** BEGIN **

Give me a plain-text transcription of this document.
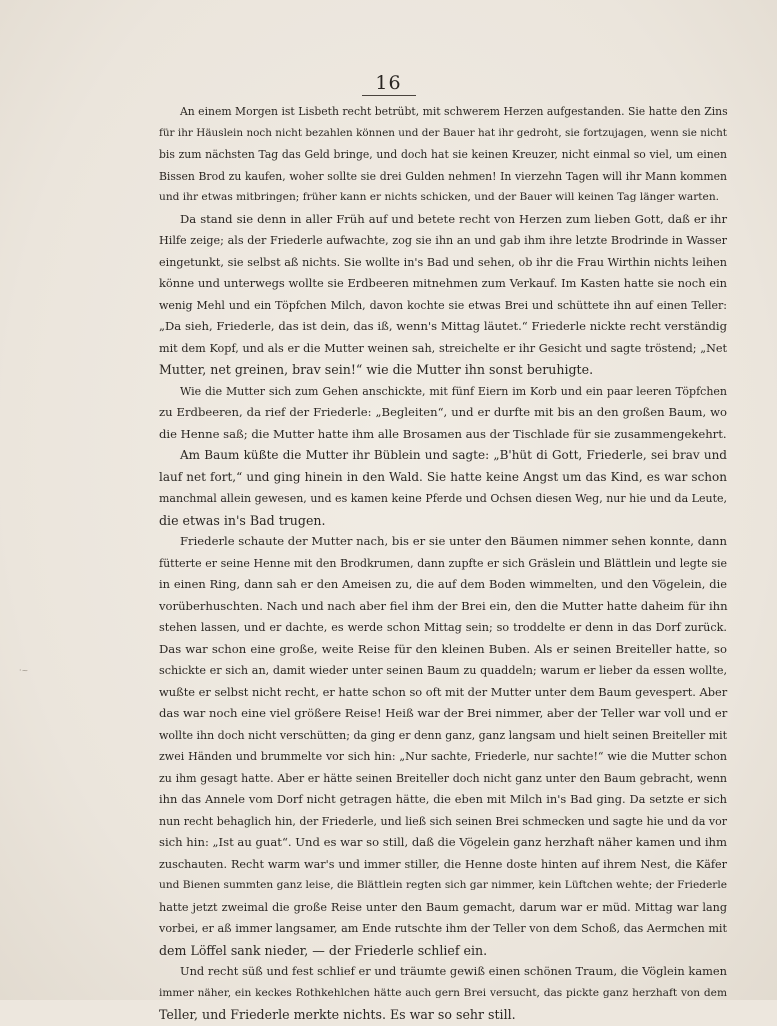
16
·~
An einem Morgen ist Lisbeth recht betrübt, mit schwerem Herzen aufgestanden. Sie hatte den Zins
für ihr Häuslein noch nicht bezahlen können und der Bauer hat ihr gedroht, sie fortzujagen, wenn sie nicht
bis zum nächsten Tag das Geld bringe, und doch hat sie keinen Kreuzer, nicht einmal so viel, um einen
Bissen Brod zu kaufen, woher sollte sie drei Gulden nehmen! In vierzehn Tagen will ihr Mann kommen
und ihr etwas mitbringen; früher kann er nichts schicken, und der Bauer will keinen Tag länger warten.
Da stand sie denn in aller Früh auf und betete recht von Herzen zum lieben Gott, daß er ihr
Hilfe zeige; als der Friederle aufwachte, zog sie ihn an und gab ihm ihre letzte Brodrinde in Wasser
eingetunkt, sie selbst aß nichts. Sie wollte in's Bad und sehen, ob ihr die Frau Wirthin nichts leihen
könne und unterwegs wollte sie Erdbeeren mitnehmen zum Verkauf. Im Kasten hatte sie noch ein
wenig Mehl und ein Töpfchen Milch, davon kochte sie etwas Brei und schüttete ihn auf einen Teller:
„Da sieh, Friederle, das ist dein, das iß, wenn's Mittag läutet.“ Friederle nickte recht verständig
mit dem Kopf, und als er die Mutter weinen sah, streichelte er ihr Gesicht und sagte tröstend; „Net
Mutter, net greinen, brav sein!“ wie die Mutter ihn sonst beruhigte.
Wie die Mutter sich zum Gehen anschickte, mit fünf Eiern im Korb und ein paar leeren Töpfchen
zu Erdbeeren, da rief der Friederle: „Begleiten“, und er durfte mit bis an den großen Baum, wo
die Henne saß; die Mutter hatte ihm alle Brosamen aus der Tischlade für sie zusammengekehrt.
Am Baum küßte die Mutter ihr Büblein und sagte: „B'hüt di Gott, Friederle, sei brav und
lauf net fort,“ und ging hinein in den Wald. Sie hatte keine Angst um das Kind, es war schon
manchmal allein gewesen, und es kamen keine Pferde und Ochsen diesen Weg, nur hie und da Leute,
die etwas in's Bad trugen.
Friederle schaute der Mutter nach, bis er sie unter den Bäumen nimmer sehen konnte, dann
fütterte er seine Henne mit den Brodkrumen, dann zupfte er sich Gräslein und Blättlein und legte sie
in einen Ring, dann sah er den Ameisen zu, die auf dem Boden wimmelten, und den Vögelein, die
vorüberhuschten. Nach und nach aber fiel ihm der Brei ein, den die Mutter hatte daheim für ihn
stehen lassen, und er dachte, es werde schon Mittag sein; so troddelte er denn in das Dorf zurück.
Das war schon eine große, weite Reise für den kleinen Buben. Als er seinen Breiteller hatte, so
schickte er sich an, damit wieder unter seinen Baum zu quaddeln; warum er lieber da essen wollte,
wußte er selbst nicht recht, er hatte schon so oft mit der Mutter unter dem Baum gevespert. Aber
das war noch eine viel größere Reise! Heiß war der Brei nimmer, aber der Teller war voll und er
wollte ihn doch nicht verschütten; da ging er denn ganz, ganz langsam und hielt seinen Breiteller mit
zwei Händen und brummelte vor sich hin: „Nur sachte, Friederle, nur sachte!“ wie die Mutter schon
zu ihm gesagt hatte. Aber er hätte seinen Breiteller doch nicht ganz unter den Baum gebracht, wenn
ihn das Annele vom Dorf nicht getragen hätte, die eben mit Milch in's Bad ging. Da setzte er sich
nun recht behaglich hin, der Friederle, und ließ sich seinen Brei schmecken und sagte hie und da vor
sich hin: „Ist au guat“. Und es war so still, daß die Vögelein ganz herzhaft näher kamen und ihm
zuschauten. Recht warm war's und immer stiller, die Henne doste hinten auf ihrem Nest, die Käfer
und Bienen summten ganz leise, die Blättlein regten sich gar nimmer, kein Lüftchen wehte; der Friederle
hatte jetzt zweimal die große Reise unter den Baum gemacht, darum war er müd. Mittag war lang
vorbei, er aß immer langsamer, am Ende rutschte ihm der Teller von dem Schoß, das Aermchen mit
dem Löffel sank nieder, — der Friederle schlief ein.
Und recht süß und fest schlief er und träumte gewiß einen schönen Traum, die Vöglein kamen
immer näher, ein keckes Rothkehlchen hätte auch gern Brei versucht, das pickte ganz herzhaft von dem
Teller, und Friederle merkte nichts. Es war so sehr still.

** END **
** BEGIN **

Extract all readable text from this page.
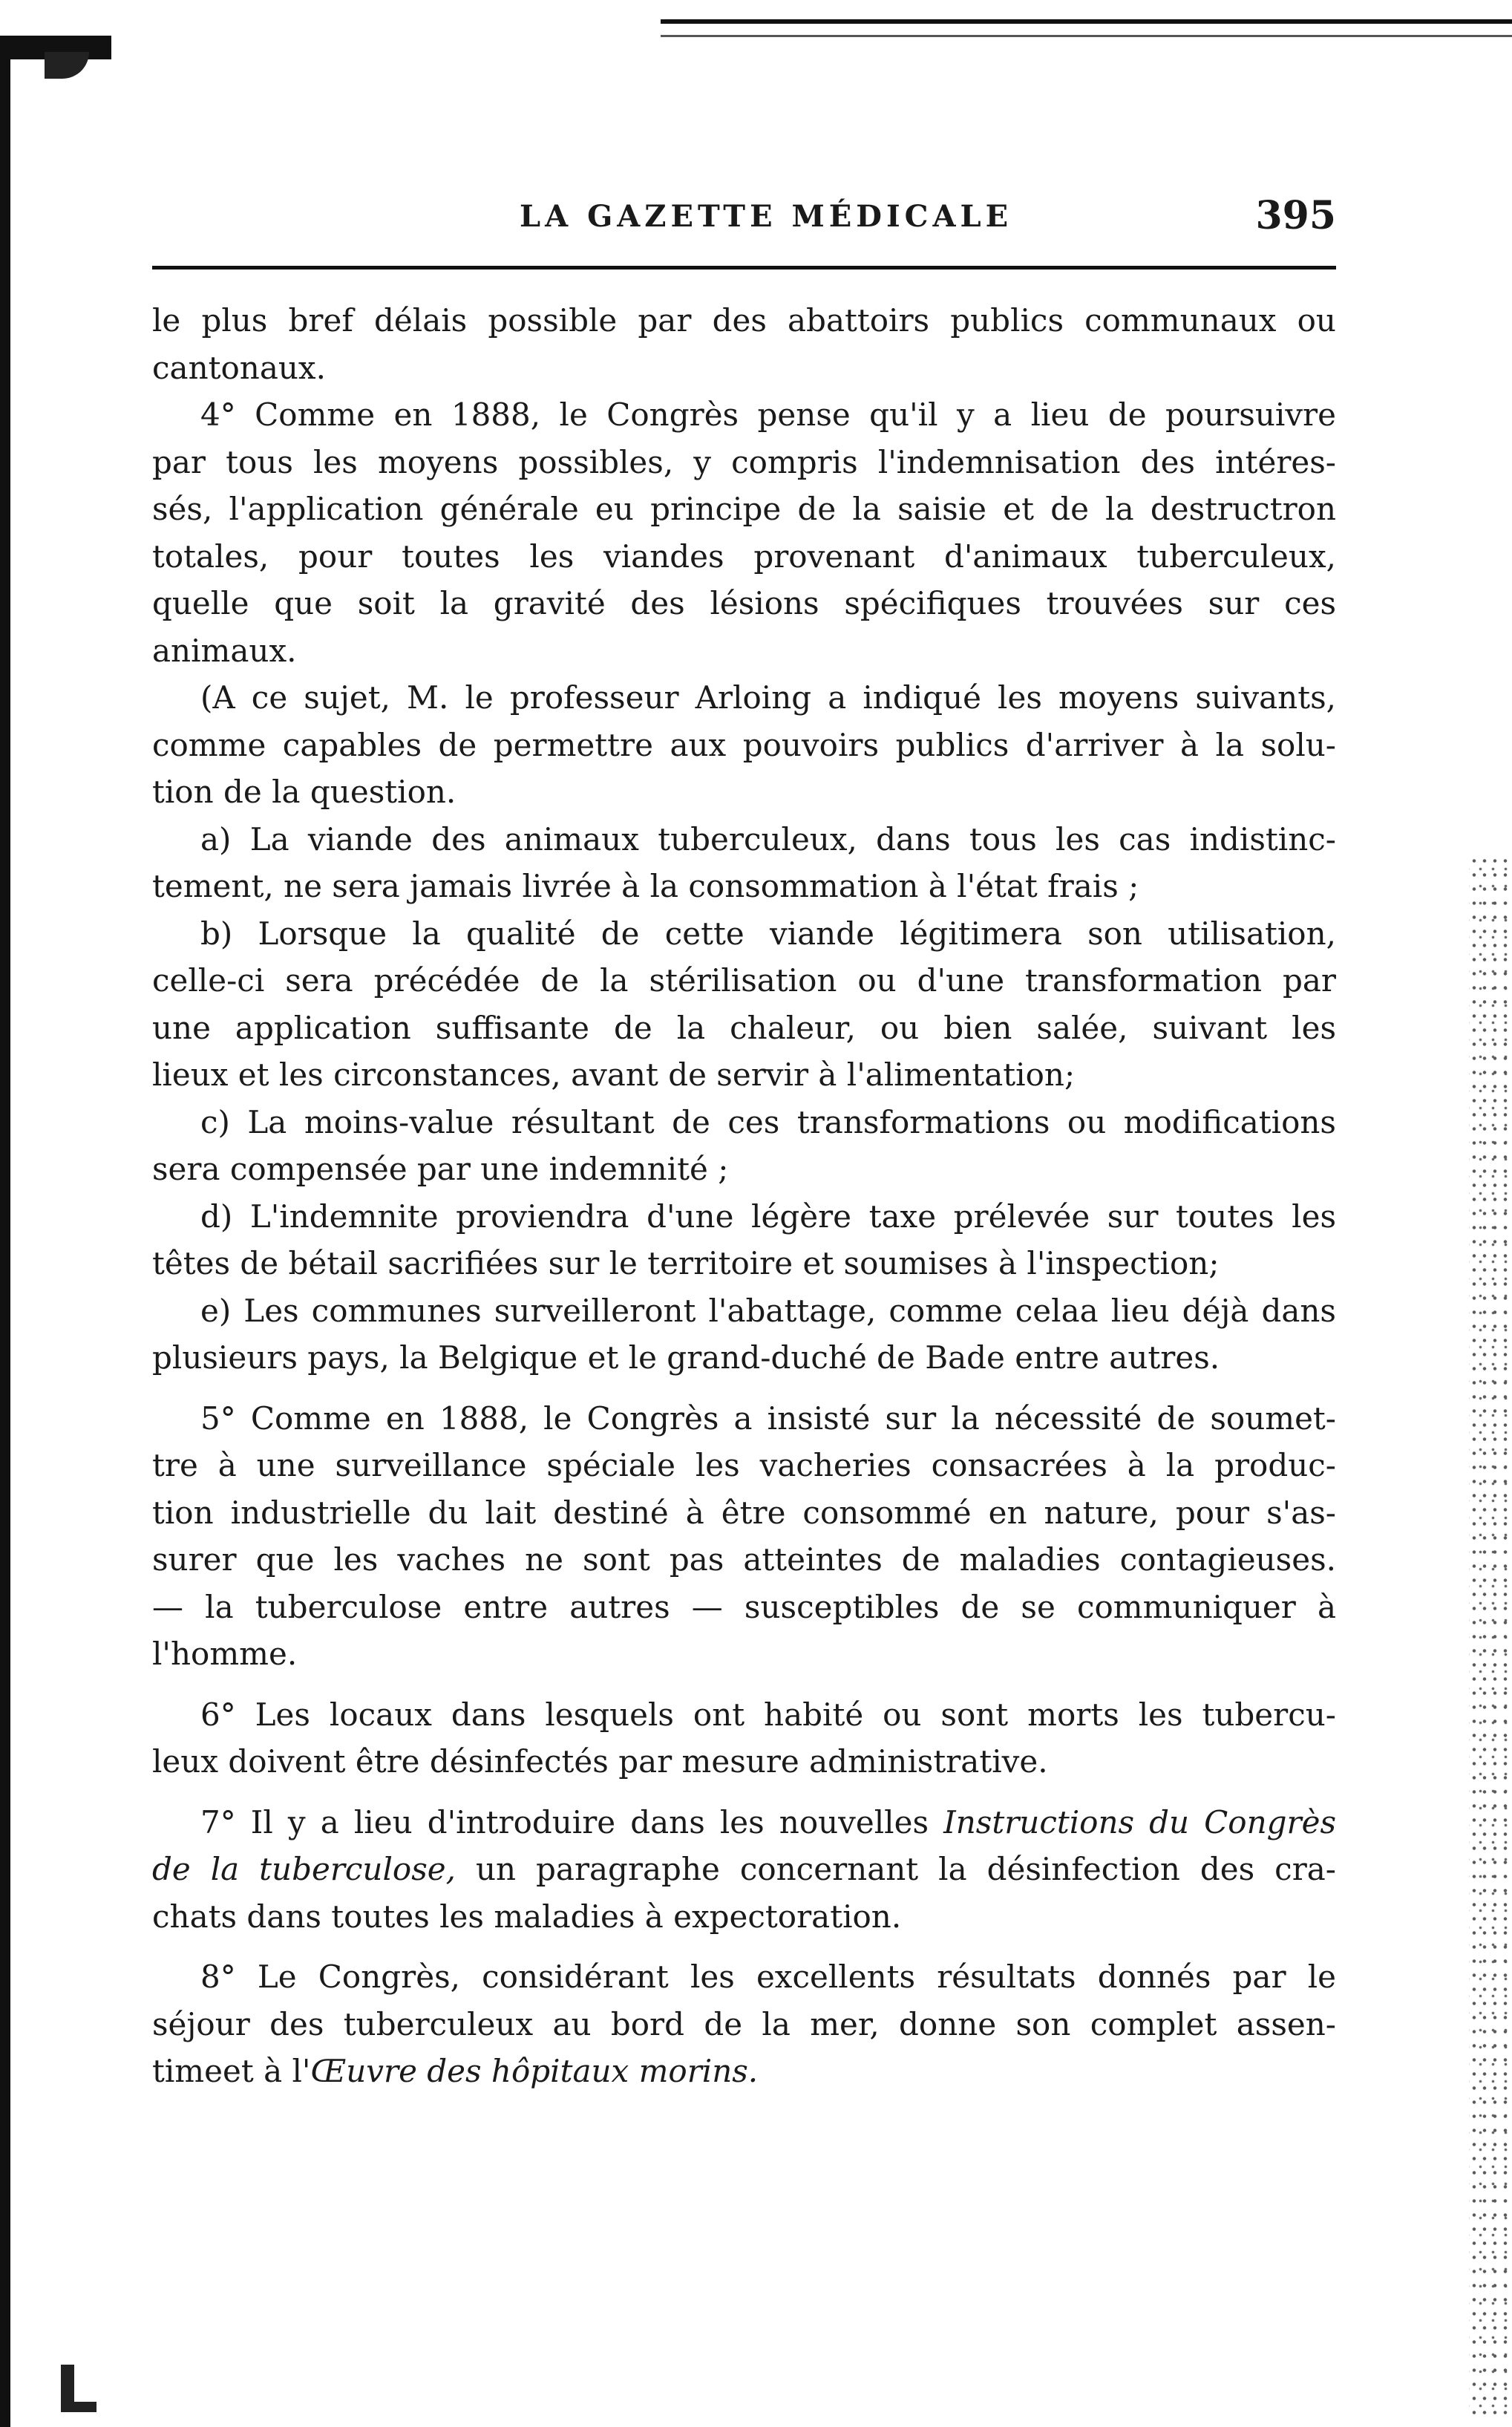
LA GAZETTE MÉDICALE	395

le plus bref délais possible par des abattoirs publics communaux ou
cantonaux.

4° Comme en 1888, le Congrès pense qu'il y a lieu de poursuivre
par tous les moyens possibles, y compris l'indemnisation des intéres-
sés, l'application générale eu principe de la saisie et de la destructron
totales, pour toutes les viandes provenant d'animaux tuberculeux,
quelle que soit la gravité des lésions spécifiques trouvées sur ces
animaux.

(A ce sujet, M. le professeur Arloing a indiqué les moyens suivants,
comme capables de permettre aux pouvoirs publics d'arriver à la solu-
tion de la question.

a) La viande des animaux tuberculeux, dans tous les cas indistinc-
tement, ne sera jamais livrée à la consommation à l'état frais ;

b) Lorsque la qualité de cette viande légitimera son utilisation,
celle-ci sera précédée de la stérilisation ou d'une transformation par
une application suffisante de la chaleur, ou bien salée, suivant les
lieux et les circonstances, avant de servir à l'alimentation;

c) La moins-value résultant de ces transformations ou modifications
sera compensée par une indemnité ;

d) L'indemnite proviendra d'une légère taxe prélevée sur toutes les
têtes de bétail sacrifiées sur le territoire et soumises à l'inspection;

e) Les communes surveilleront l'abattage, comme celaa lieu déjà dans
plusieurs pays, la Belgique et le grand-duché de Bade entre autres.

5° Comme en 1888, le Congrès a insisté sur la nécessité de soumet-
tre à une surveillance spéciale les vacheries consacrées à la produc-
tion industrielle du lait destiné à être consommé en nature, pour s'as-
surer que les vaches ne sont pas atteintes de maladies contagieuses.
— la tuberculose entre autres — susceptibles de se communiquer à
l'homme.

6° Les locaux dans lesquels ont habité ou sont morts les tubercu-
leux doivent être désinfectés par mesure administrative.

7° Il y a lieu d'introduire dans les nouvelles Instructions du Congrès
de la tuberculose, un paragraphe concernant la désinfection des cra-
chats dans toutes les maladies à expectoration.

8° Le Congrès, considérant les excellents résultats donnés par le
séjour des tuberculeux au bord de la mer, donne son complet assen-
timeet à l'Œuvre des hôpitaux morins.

** END **

Task details -
Calculate how many lines of the material include the string "maladies", and state that number by itself.

Exercise solution -
2